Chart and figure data
--------------------------------
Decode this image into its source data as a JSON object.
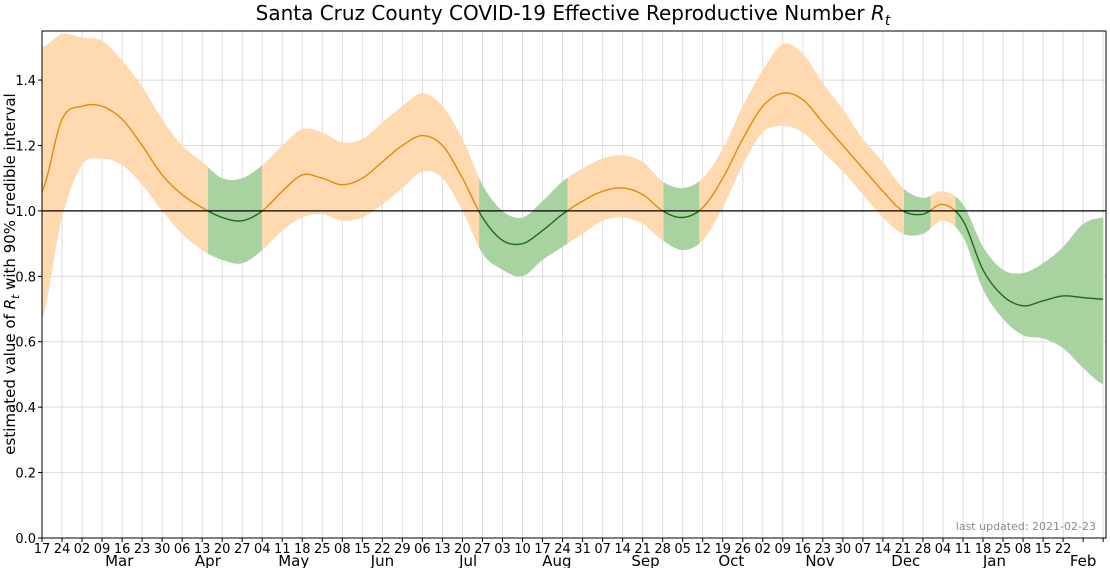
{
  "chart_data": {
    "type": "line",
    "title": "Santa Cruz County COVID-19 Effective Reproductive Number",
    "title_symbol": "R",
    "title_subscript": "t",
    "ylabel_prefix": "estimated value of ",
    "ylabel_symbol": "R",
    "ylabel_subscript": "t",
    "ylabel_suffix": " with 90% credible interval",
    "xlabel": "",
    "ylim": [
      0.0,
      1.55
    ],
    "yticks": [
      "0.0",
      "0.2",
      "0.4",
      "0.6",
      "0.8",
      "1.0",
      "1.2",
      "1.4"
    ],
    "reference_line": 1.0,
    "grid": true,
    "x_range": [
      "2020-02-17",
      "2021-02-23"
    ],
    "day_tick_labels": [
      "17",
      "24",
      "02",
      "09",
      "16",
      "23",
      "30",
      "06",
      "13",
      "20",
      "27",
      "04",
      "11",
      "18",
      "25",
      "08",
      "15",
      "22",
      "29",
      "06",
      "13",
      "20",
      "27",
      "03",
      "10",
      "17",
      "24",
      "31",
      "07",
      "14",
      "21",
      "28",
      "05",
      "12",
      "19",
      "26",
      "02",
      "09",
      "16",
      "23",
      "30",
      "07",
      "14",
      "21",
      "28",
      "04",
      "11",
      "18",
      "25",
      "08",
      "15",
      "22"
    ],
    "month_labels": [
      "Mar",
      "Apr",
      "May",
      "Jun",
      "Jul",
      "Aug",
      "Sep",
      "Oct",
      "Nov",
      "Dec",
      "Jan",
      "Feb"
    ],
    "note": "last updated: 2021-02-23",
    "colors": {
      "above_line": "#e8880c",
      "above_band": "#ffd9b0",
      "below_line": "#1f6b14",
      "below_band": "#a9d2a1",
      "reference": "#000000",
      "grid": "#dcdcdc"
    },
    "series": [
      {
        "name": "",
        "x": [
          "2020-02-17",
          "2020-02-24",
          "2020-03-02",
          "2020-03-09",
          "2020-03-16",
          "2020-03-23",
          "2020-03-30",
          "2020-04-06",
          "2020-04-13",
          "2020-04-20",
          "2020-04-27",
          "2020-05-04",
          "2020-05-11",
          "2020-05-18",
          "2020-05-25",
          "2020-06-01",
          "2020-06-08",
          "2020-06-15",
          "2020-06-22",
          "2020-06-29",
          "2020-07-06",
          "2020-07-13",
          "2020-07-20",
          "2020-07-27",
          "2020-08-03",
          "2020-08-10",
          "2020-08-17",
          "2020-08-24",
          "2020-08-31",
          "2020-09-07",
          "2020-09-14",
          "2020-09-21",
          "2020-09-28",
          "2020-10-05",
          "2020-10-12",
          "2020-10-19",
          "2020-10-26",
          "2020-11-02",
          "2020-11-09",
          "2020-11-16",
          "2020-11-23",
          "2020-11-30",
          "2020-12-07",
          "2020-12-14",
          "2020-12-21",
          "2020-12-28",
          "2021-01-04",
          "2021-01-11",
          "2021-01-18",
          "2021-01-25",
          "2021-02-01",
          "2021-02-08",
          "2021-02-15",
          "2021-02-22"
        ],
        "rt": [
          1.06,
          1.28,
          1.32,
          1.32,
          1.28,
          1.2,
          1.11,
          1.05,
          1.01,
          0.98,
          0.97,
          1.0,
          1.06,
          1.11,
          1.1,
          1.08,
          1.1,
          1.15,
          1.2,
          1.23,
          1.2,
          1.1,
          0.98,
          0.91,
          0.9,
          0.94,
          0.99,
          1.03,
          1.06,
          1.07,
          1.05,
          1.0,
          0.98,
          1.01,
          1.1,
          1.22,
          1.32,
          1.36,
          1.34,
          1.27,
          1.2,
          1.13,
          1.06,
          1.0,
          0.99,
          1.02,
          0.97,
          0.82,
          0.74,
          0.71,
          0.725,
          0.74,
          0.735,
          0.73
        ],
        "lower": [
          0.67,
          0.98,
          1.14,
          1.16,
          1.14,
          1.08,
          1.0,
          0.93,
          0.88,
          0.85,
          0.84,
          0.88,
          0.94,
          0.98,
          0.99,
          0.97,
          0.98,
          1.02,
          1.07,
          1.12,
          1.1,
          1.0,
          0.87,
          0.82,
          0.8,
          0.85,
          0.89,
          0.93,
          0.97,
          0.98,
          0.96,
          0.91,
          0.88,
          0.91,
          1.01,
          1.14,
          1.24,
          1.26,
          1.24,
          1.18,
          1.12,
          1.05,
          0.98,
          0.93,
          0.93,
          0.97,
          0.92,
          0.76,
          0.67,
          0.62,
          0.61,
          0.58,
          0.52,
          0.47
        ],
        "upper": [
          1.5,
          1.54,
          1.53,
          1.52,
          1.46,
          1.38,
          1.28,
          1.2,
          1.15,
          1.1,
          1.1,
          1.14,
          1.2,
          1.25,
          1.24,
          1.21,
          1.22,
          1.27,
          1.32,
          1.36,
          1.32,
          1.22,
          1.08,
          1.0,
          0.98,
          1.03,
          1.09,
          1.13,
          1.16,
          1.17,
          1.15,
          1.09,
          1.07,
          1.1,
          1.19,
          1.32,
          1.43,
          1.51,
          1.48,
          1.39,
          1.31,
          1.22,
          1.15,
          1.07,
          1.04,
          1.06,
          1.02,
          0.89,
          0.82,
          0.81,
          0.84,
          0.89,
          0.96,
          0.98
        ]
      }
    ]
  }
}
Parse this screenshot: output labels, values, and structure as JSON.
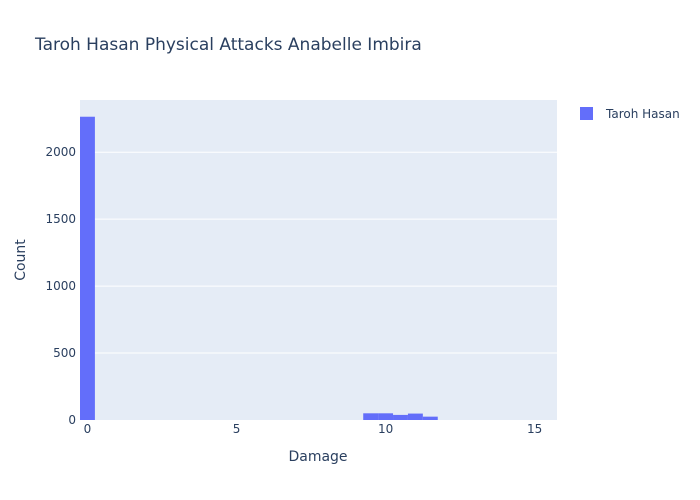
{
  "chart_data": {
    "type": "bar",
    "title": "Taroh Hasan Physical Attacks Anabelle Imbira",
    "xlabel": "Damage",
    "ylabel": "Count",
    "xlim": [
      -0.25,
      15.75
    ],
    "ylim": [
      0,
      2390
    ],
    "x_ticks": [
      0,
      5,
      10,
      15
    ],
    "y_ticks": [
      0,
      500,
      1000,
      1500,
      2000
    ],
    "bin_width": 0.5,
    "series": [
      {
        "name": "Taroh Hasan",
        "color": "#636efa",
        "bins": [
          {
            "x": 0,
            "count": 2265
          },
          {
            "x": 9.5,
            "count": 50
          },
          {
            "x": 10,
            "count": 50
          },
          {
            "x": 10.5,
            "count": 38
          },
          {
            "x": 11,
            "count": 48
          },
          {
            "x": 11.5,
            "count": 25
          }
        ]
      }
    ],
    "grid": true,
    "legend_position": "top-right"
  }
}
--------------------------------
## Aim
Except for the pictures, copy the material above exactly.

## Task answer
Decode this image into its source data as a JSON object.
{
  "chart_data": {
    "type": "line",
    "title": "Santa Cruz County COVID-19 Effective Reproductive Number",
    "title_symbol": "R",
    "title_subscript": "t",
    "ylabel_prefix": "estimated value of ",
    "ylabel_symbol": "R",
    "ylabel_subscript": "t",
    "ylabel_suffix": " with 90% credible interval",
    "xlabel": "",
    "ylim": [
      0.0,
      1.55
    ],
    "yticks": [
      "0.0",
      "0.2",
      "0.4",
      "0.6",
      "0.8",
      "1.0",
      "1.2",
      "1.4"
    ],
    "reference_line": 1.0,
    "grid": true,
    "x_range": [
      "2020-02-17",
      "2021-02-23"
    ],
    "day_tick_labels": [
      "17",
      "24",
      "02",
      "09",
      "16",
      "23",
      "30",
      "06",
      "13",
      "20",
      "27",
      "04",
      "11",
      "18",
      "25",
      "08",
      "15",
      "22",
      "29",
      "06",
      "13",
      "20",
      "27",
      "03",
      "10",
      "17",
      "24",
      "31",
      "07",
      "14",
      "21",
      "28",
      "05",
      "12",
      "19",
      "26",
      "02",
      "09",
      "16",
      "23",
      "30",
      "07",
      "14",
      "21",
      "28",
      "04",
      "11",
      "18",
      "25",
      "08",
      "15",
      "22"
    ],
    "month_labels": [
      "Mar",
      "Apr",
      "May",
      "Jun",
      "Jul",
      "Aug",
      "Sep",
      "Oct",
      "Nov",
      "Dec",
      "Jan",
      "Feb"
    ],
    "note": "last updated: 2021-02-23",
    "colors": {
      "above_line": "#e8880c",
      "above_band": "#ffd9b0",
      "below_line": "#1f6b14",
      "below_band": "#a9d2a1",
      "reference": "#000000",
      "grid": "#dcdcdc"
    },
    "series": [
      {
        "name": "",
        "x": [
          "2020-02-17",
          "2020-02-24",
          "2020-03-02",
          "2020-03-09",
          "2020-03-16",
          "2020-03-23",
          "2020-03-30",
          "2020-04-06",
          "2020-04-13",
          "2020-04-20",
          "2020-04-27",
          "2020-05-04",
          "2020-05-11",
          "2020-05-18",
          "2020-05-25",
          "2020-06-01",
          "2020-06-08",
          "2020-06-15",
          "2020-06-22",
          "2020-06-29",
          "2020-07-06",
          "2020-07-13",
          "2020-07-20",
          "2020-07-27",
          "2020-08-03",
          "2020-08-10",
          "2020-08-17",
          "2020-08-24",
          "2020-08-31",
          "2020-09-07",
          "2020-09-14",
          "2020-09-21",
          "2020-09-28",
          "2020-10-05",
          "2020-10-12",
          "2020-10-19",
          "2020-10-26",
          "2020-11-02",
          "2020-11-09",
          "2020-11-16",
          "2020-11-23",
          "2020-11-30",
          "2020-12-07",
          "2020-12-14",
          "2020-12-21",
          "2020-12-28",
          "2021-01-04",
          "2021-01-11",
          "2021-01-18",
          "2021-01-25",
          "2021-02-01",
          "2021-02-08",
          "2021-02-15",
          "2021-02-22"
        ],
        "rt": [
          1.06,
          1.28,
          1.32,
          1.32,
          1.28,
          1.2,
          1.11,
          1.05,
          1.01,
          0.98,
          0.97,
          1.0,
          1.06,
          1.11,
          1.1,
          1.08,
          1.1,
          1.15,
          1.2,
          1.23,
          1.2,
          1.1,
          0.98,
          0.91,
          0.9,
          0.94,
          0.99,
          1.03,
          1.06,
          1.07,
          1.05,
          1.0,
          0.98,
          1.01,
          1.1,
          1.22,
          1.32,
          1.36,
          1.34,
          1.27,
          1.2,
          1.13,
          1.06,
          1.0,
          0.99,
          1.02,
          0.97,
          0.82,
          0.74,
          0.71,
          0.725,
          0.74,
          0.735,
          0.73
        ],
        "lower": [
          0.67,
          0.98,
          1.14,
          1.16,
          1.14,
          1.08,
          1.0,
          0.93,
          0.88,
          0.85,
          0.84,
          0.88,
          0.94,
          0.98,
          0.99,
          0.97,
          0.98,
          1.02,
          1.07,
          1.12,
          1.1,
          1.0,
          0.87,
          0.82,
          0.8,
          0.85,
          0.89,
          0.93,
          0.97,
          0.98,
          0.96,
          0.91,
          0.88,
          0.91,
          1.01,
          1.14,
          1.24,
          1.26,
          1.24,
          1.18,
          1.12,
          1.05,
          0.98,
          0.93,
          0.93,
          0.97,
          0.92,
          0.76,
          0.67,
          0.62,
          0.61,
          0.58,
          0.52,
          0.47
        ],
        "upper": [
          1.5,
          1.54,
          1.53,
          1.52,
          1.46,
          1.38,
          1.28,
          1.2,
          1.15,
          1.1,
          1.1,
          1.14,
          1.2,
          1.25,
          1.24,
          1.21,
          1.22,
          1.27,
          1.32,
          1.36,
          1.32,
          1.22,
          1.08,
          1.0,
          0.98,
          1.03,
          1.09,
          1.13,
          1.16,
          1.17,
          1.15,
          1.09,
          1.07,
          1.1,
          1.19,
          1.32,
          1.43,
          1.51,
          1.48,
          1.39,
          1.31,
          1.22,
          1.15,
          1.07,
          1.04,
          1.06,
          1.02,
          0.89,
          0.82,
          0.81,
          0.84,
          0.89,
          0.96,
          0.98
        ]
      }
    ]
  }
}
Parse this screenshot: output labels, values, and structure as JSON.
{
  "chart_data": {
    "type": "bar",
    "title": "Taroh Hasan Physical Attacks Anabelle Imbira",
    "xlabel": "Damage",
    "ylabel": "Count",
    "xlim": [
      -0.25,
      15.75
    ],
    "ylim": [
      0,
      2390
    ],
    "x_ticks": [
      0,
      5,
      10,
      15
    ],
    "y_ticks": [
      0,
      500,
      1000,
      1500,
      2000
    ],
    "bin_width": 0.5,
    "series": [
      {
        "name": "Taroh Hasan",
        "color": "#636efa",
        "bins": [
          {
            "x": 0,
            "count": 2265
          },
          {
            "x": 9.5,
            "count": 50
          },
          {
            "x": 10,
            "count": 50
          },
          {
            "x": 10.5,
            "count": 38
          },
          {
            "x": 11,
            "count": 48
          },
          {
            "x": 11.5,
            "count": 25
          }
        ]
      }
    ],
    "grid": true,
    "legend_position": "top-right"
  }
}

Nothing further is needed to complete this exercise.